• [Exercise] Of all the lines in the data below, how many contain "odpověď"? Report that number alone.

• [Recorded data]

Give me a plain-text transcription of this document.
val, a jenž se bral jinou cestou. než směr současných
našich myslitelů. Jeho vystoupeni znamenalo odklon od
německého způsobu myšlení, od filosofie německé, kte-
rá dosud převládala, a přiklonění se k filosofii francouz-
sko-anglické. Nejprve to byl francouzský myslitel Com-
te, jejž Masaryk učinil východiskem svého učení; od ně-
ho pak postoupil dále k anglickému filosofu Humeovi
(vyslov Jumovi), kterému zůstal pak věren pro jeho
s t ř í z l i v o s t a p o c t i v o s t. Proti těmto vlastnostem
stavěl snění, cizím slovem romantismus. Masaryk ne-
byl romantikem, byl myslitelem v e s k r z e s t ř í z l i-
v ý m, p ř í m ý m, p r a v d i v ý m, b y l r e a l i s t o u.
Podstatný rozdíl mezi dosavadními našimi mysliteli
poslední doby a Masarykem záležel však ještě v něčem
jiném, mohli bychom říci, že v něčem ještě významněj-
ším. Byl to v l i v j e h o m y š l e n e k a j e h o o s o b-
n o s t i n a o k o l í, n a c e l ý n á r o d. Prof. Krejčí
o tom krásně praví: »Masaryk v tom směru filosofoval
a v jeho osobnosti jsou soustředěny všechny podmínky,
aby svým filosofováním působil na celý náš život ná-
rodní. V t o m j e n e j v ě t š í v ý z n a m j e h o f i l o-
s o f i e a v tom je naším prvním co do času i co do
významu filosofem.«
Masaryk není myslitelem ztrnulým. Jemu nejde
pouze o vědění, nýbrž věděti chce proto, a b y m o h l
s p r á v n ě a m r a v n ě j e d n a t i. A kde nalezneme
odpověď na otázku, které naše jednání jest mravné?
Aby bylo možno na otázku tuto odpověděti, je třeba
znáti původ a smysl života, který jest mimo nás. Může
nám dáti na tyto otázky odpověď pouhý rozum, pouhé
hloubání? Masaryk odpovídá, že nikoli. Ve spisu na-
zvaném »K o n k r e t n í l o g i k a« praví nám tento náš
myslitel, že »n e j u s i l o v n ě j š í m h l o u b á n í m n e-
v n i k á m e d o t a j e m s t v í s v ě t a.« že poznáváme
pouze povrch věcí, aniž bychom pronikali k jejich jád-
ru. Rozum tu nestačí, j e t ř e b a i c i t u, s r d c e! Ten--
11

• [Result below] 2